[Given instruction]: Everything in the listing should be restated word for word.
++++ Given entries
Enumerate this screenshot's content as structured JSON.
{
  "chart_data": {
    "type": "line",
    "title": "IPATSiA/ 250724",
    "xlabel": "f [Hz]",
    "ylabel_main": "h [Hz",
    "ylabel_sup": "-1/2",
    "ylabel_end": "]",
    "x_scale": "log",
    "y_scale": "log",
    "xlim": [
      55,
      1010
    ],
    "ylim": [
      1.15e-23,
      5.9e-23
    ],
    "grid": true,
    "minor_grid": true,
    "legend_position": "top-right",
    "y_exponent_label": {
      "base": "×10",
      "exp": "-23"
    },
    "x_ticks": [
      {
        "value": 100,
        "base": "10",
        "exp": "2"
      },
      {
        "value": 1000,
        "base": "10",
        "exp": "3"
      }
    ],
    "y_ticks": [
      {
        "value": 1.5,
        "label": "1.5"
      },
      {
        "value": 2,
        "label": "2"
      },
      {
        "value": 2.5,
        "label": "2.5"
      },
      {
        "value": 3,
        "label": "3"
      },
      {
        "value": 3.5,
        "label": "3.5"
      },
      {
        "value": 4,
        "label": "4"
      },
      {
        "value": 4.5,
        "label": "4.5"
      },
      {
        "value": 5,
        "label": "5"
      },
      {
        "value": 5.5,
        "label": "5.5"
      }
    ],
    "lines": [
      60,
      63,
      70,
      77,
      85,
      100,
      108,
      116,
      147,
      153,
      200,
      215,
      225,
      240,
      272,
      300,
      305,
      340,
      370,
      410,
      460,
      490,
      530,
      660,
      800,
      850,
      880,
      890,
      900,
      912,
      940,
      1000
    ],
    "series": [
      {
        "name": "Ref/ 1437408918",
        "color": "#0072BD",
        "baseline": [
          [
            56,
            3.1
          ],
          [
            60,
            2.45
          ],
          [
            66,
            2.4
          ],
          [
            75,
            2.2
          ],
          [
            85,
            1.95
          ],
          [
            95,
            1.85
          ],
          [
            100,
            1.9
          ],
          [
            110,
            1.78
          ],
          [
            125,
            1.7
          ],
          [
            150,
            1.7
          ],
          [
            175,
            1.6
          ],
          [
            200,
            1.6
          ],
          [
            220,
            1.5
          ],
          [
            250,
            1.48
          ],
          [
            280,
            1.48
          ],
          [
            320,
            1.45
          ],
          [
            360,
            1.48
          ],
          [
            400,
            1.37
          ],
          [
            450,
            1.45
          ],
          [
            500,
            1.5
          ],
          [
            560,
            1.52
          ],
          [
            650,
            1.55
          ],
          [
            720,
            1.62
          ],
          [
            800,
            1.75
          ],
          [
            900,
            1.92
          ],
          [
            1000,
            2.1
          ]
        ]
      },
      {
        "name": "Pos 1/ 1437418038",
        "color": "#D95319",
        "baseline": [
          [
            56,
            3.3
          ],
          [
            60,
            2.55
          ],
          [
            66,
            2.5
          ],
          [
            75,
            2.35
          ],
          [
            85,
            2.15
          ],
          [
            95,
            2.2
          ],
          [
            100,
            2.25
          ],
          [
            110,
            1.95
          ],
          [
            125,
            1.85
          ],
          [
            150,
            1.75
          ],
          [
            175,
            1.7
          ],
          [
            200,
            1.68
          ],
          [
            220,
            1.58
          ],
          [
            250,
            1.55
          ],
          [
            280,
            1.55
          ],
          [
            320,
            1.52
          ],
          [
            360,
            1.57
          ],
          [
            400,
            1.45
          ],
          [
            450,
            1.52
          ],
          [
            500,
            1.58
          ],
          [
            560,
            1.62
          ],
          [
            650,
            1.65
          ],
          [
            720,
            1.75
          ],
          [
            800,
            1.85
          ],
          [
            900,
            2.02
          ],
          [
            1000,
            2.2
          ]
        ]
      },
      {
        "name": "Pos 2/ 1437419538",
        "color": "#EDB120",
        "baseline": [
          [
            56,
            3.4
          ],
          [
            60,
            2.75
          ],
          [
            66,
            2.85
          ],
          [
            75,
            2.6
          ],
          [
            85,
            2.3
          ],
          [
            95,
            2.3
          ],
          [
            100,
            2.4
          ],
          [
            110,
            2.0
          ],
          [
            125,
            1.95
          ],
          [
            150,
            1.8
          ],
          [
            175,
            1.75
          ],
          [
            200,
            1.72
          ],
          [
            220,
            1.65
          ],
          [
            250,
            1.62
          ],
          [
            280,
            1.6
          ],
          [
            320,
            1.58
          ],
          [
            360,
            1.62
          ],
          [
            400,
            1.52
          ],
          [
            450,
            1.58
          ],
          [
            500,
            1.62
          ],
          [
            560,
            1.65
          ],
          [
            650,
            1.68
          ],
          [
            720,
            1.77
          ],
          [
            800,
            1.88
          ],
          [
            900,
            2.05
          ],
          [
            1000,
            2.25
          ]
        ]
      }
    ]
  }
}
++++++++
[The answer]:
Enumerate this screenshot's content as structured JSON.
{
  "chart_data": {
    "type": "line",
    "title": "IPATSiA/ 250724",
    "xlabel": "f [Hz]",
    "ylabel_main": "h [Hz",
    "ylabel_sup": "-1/2",
    "ylabel_end": "]",
    "x_scale": "log",
    "y_scale": "log",
    "xlim": [
      55,
      1010
    ],
    "ylim": [
      1.15e-23,
      5.9e-23
    ],
    "grid": true,
    "minor_grid": true,
    "legend_position": "top-right",
    "y_exponent_label": {
      "base": "×10",
      "exp": "-23"
    },
    "x_ticks": [
      {
        "value": 100,
        "base": "10",
        "exp": "2"
      },
      {
        "value": 1000,
        "base": "10",
        "exp": "3"
      }
    ],
    "y_ticks": [
      {
        "value": 1.5,
        "label": "1.5"
      },
      {
        "value": 2,
        "label": "2"
      },
      {
        "value": 2.5,
        "label": "2.5"
      },
      {
        "value": 3,
        "label": "3"
      },
      {
        "value": 3.5,
        "label": "3.5"
      },
      {
        "value": 4,
        "label": "4"
      },
      {
        "value": 4.5,
        "label": "4.5"
      },
      {
        "value": 5,
        "label": "5"
      },
      {
        "value": 5.5,
        "label": "5.5"
      }
    ],
    "lines": [
      60,
      63,
      70,
      77,
      85,
      100,
      108,
      116,
      147,
      153,
      200,
      215,
      225,
      240,
      272,
      300,
      305,
      340,
      370,
      410,
      460,
      490,
      530,
      660,
      800,
      850,
      880,
      890,
      900,
      912,
      940,
      1000
    ],
    "series": [
      {
        "name": "Ref/ 1437408918",
        "color": "#0072BD",
        "baseline": [
          [
            56,
            3.1
          ],
          [
            60,
            2.45
          ],
          [
            66,
            2.4
          ],
          [
            75,
            2.2
          ],
          [
            85,
            1.95
          ],
          [
            95,
            1.85
          ],
          [
            100,
            1.9
          ],
          [
            110,
            1.78
          ],
          [
            125,
            1.7
          ],
          [
            150,
            1.7
          ],
          [
            175,
            1.6
          ],
          [
            200,
            1.6
          ],
          [
            220,
            1.5
          ],
          [
            250,
            1.48
          ],
          [
            280,
            1.48
          ],
          [
            320,
            1.45
          ],
          [
            360,
            1.48
          ],
          [
            400,
            1.37
          ],
          [
            450,
            1.45
          ],
          [
            500,
            1.5
          ],
          [
            560,
            1.52
          ],
          [
            650,
            1.55
          ],
          [
            720,
            1.62
          ],
          [
            800,
            1.75
          ],
          [
            900,
            1.92
          ],
          [
            1000,
            2.1
          ]
        ]
      },
      {
        "name": "Pos 1/ 1437418038",
        "color": "#D95319",
        "baseline": [
          [
            56,
            3.3
          ],
          [
            60,
            2.55
          ],
          [
            66,
            2.5
          ],
          [
            75,
            2.35
          ],
          [
            85,
            2.15
          ],
          [
            95,
            2.2
          ],
          [
            100,
            2.25
          ],
          [
            110,
            1.95
          ],
          [
            125,
            1.85
          ],
          [
            150,
            1.75
          ],
          [
            175,
            1.7
          ],
          [
            200,
            1.68
          ],
          [
            220,
            1.58
          ],
          [
            250,
            1.55
          ],
          [
            280,
            1.55
          ],
          [
            320,
            1.52
          ],
          [
            360,
            1.57
          ],
          [
            400,
            1.45
          ],
          [
            450,
            1.52
          ],
          [
            500,
            1.58
          ],
          [
            560,
            1.62
          ],
          [
            650,
            1.65
          ],
          [
            720,
            1.75
          ],
          [
            800,
            1.85
          ],
          [
            900,
            2.02
          ],
          [
            1000,
            2.2
          ]
        ]
      },
      {
        "name": "Pos 2/ 1437419538",
        "color": "#EDB120",
        "baseline": [
          [
            56,
            3.4
          ],
          [
            60,
            2.75
          ],
          [
            66,
            2.85
          ],
          [
            75,
            2.6
          ],
          [
            85,
            2.3
          ],
          [
            95,
            2.3
          ],
          [
            100,
            2.4
          ],
          [
            110,
            2.0
          ],
          [
            125,
            1.95
          ],
          [
            150,
            1.8
          ],
          [
            175,
            1.75
          ],
          [
            200,
            1.72
          ],
          [
            220,
            1.65
          ],
          [
            250,
            1.62
          ],
          [
            280,
            1.6
          ],
          [
            320,
            1.58
          ],
          [
            360,
            1.62
          ],
          [
            400,
            1.52
          ],
          [
            450,
            1.58
          ],
          [
            500,
            1.62
          ],
          [
            560,
            1.65
          ],
          [
            650,
            1.68
          ],
          [
            720,
            1.77
          ],
          [
            800,
            1.88
          ],
          [
            900,
            2.05
          ],
          [
            1000,
            2.25
          ]
        ]
      }
    ]
  }
}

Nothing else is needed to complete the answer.